### INSTRUCTION 1
Could you copy the rows word for word, starting from the first row and ending with the row that contains "Ellipse shape — [282, 201, 298, 209]", including that row?

• • •

Fried. Krupp Aktien-Gesellschaft v. Midvale Steel Co.

Decision Date11 October 1911
Docket Number43.,41,42,40
Citation191 F. 588
PartiesFRIED. KRUPP AKTIEN-GESELLSCHAFT v. MIDVALE STEEL CO. (four cases).
CourtU.S. Court of Appeals — Third Circuit

James R. Sheffield, T. De Witt Cuyler, and James J. Cosgrove, for Fried. Krupp Aktien-Gesellschaft.

A. H Wintersteen, G. J. Harding, and Frank S. Busser, for Midvale Steel Co.

Before BUFFINGTON and LANNING, Circuit Judges, and YOUNG, District judge.

BUFFINGTON Circuit Judge.

These are four bills in equity brought in the Circuit Court of the United States for the Eastern District of Pennsylvania by Fried. Krupp Aktien-Gesellschaft, hereinafter called Krupp Company, a corporation of the empire of Germany, against the Midvale Steel Company, hereinafter called Midvale Company, a corporation of the commonwealth of Pennsylvania.

• • •

### INSTRUCTION 2
Can you continue the court opinion in the Krupp and Midvale Steel case from where it stops?

• • •

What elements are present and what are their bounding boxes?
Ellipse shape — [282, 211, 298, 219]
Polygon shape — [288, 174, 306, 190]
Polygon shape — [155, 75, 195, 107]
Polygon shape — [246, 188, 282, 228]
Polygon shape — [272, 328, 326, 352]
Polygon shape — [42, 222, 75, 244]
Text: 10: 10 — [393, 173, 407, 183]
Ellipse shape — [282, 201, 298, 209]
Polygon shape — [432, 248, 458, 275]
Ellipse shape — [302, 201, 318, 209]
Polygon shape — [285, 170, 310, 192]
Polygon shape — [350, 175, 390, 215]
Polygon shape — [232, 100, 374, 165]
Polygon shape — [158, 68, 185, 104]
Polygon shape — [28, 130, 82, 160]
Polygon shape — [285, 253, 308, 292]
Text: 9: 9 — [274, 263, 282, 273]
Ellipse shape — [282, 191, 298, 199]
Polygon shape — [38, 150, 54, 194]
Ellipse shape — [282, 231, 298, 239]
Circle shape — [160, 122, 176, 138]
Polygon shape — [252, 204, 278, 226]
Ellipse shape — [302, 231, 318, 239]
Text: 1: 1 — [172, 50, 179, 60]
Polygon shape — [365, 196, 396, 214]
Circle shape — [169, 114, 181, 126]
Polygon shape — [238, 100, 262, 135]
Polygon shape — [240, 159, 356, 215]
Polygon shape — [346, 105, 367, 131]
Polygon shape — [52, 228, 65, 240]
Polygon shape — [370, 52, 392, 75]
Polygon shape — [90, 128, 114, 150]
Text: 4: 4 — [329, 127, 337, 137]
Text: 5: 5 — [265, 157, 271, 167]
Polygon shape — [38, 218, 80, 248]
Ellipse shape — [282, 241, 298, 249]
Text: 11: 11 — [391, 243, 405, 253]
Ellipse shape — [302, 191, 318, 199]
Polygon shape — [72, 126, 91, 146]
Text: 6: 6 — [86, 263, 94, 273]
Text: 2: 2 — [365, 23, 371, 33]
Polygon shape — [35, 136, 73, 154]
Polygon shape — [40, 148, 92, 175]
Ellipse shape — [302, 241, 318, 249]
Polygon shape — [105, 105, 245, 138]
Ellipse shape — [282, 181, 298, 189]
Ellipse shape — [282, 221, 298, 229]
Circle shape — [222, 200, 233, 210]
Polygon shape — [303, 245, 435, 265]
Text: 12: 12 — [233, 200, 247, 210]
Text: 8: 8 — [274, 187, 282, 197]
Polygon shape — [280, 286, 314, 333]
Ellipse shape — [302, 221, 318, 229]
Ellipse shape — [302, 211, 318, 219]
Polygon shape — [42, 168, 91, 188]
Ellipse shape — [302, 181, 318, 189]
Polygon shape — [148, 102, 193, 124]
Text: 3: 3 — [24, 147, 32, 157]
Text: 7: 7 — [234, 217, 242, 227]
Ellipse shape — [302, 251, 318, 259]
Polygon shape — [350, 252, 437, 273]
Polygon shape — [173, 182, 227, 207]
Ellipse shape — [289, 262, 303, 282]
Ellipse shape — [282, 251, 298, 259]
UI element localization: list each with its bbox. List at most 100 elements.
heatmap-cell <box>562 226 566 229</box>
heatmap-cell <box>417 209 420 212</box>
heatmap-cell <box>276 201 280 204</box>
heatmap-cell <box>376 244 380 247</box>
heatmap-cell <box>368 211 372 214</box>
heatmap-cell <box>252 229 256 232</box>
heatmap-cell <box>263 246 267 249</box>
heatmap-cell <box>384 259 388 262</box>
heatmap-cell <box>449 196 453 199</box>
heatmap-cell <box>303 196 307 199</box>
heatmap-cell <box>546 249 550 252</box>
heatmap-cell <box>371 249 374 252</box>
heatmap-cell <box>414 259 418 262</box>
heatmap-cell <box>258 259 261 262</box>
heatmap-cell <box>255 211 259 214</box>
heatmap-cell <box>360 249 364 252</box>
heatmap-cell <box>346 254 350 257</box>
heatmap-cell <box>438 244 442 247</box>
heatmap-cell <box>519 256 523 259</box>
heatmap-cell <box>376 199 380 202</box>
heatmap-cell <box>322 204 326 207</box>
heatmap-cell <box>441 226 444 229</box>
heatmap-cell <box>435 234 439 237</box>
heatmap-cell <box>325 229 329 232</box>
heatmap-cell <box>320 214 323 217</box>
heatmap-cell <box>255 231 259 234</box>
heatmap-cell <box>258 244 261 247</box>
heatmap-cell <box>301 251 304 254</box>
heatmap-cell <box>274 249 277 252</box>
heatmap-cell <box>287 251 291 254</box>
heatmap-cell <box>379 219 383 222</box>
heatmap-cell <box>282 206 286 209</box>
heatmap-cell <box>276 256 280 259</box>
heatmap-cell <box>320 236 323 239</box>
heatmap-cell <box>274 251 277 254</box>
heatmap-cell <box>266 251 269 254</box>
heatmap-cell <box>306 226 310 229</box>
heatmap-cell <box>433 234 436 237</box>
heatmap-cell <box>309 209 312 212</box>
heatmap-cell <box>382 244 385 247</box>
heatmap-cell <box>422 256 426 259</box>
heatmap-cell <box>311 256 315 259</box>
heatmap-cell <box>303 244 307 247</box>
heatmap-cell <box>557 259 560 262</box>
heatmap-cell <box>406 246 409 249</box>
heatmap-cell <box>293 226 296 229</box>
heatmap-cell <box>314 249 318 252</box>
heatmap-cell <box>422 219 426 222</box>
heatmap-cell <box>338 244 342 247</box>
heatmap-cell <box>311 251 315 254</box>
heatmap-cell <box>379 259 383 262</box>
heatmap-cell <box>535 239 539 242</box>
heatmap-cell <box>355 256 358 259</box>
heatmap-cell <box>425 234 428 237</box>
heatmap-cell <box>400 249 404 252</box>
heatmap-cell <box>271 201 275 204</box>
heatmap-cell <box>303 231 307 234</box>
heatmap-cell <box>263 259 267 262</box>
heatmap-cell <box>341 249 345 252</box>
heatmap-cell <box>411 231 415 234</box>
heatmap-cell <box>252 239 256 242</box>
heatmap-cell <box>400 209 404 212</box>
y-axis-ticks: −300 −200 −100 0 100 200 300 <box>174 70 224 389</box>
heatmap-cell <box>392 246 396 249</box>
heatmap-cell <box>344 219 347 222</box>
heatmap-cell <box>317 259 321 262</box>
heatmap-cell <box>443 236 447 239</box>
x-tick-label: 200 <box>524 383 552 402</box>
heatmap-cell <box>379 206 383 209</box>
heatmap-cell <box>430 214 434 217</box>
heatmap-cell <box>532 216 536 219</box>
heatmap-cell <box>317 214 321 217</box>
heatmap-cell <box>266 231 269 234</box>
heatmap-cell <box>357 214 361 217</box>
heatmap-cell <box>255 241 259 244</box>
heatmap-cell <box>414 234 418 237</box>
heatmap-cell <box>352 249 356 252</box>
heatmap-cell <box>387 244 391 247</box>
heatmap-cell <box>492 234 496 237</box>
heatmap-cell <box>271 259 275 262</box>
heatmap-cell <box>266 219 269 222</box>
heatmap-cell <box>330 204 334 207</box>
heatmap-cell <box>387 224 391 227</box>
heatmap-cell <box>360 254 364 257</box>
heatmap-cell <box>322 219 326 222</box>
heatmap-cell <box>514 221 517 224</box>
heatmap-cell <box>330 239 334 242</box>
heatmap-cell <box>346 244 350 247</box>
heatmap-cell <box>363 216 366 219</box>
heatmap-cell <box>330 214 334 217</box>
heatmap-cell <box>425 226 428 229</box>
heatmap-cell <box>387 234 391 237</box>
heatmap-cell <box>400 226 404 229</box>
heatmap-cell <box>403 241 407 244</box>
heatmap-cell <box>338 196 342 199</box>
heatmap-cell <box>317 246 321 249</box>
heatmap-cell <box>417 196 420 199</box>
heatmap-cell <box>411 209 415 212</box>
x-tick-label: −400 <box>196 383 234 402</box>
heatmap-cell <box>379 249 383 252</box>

• • •

### OUTPUT 1
What elements are present and what are their bounding boxes?
Ellipse shape — [282, 211, 298, 219]
Polygon shape — [288, 174, 306, 190]
Polygon shape — [155, 75, 195, 107]
Polygon shape — [246, 188, 282, 228]
Polygon shape — [272, 328, 326, 352]
Polygon shape — [42, 222, 75, 244]
Text: 10: 10 — [393, 173, 407, 183]
Ellipse shape — [282, 201, 298, 209]

### OUTPUT 2
The Krupp Company is the owner of American patent No. 534,178 granted February 12, 1895, for a process of manufacturing armor-plates, on application filed January 24, 1893, to Albert Schmitz and Emil Ehrensberger, residents of the German Empire. This American patent, which is referred to below as the grain-refining patent, is one of a series of patents for the same alleged invention granted abroad as follows: In Germany, patents Nos. 72,547 and 74,242, dated November 16 1892; in France, No. 226,286, dated December 9, 1892; in Belgium, No. 102,523, dated December 10, 1892; in Great Britain, No. 23,228, dated December 16, 1892; in Spain, No. 14,054, dated February 9, 1893; and in Italy, No. 33,126, dated December 31, 1892. By one of its bills the Krupp Company charges the Midvale Company with infringing the fifth claim thereof. The Krupp Company is also the owner of American patent No. 642,926, granted February 6, 1900, to said Albert Schmitz for a process of improving the quality of steel armor-plates. It is referred to below as the 'fibering' patent. In a second bill the Krupp Company charges the Midvale Company with infringing the first claim thereof. The Krupp Company also owns American patent No. 651,965, granted June 19, 1900, to said Emil Ehrensberger for a process of hardening and toughening armor-plate, and in a third bill it charges the Midvale Company with infringement of the first and third claims thereof. Lastly, the Krupp Company owns American patent No. 653,413, granted July 10, 1900, to said Emil Ehrensberger for a process of improving armor-plate. In a fourth bill it charges the Midvale Company with infringing its first and third claims. These last two patents are referred to below as the differential heating patents.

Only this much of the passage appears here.